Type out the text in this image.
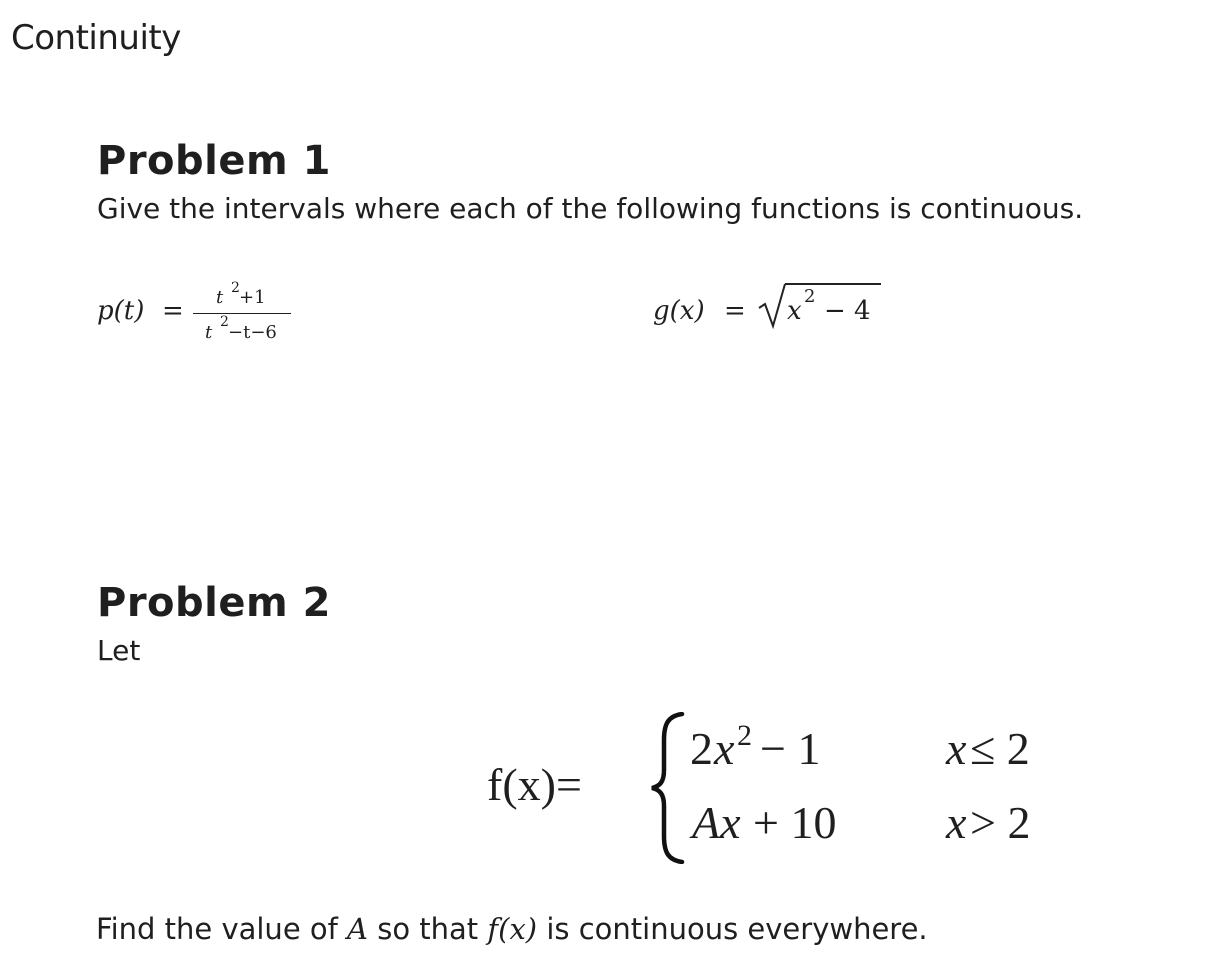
Continuity
Problem 1
Give the intervals where each of the following functions is continuous.
p(t) = t 2 +1
t 2 −t−6
g(x) = x 2 − 4
Problem 2
Let
f(x)=
2 x 2 − 1	x ≤ 2
Ax + 10 x > 2
Find the value of A so that f(x) is continuous everywhere.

• [Task brief]
Output every entry exactly as given; pictures are not part of the copy.

• [Exercise output]
Type out the text in this image.
Continuity
Problem 1
Give the intervals where each of the following functions is continuous.
p(t) = t 2 +1
t 2 −t−6
g(x) = x 2 − 4
Problem 2
Let
f(x)=
2 x 2 − 1	x ≤ 2
Ax + 10 x > 2
Find the value of A so that f(x) is continuous everywhere.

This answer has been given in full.